* **EXERCISE**
Count the lines containing "就是国内女孩区别对待国内男人和外国男人" in the entries underneath, and state that count without anything else.

* **INPUT MATERIAL**
---*---
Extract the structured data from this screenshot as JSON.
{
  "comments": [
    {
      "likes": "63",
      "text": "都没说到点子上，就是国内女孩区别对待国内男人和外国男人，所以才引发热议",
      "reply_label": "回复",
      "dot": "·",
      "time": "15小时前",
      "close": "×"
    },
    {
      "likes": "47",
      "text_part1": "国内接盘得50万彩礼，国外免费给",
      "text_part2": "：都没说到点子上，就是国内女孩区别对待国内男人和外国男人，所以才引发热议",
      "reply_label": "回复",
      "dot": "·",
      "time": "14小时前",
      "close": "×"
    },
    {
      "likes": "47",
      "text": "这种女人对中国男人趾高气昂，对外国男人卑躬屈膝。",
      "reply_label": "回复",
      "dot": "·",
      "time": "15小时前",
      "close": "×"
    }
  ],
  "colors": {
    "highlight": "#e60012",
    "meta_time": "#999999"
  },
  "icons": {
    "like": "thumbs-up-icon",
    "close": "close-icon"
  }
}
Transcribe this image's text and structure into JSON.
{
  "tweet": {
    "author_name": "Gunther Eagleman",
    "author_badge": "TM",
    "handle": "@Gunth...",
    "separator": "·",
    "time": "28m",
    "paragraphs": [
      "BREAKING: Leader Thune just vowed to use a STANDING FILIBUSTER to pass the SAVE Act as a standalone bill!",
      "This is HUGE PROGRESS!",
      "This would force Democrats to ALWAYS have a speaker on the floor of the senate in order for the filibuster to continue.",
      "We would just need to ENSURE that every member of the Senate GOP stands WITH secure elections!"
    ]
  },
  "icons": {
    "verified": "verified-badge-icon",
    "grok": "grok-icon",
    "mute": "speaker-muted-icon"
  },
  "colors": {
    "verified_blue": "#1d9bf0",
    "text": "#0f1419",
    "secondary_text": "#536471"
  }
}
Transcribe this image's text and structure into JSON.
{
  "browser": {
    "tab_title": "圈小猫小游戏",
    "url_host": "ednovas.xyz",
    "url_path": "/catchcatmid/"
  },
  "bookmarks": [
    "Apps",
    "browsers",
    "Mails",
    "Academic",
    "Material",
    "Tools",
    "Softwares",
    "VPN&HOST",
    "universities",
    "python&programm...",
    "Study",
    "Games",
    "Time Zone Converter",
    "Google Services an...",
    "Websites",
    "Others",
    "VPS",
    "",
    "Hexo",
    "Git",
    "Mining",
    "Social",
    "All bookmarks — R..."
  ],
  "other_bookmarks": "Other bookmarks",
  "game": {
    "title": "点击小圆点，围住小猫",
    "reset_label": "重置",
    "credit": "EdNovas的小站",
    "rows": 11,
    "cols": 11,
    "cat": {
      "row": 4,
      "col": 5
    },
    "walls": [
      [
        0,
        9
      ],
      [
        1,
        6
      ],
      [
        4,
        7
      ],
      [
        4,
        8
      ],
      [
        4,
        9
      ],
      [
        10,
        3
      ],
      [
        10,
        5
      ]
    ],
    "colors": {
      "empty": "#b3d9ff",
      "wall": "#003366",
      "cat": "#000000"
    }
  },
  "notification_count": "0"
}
---*---
* **WRITTEN SOLUTION**
2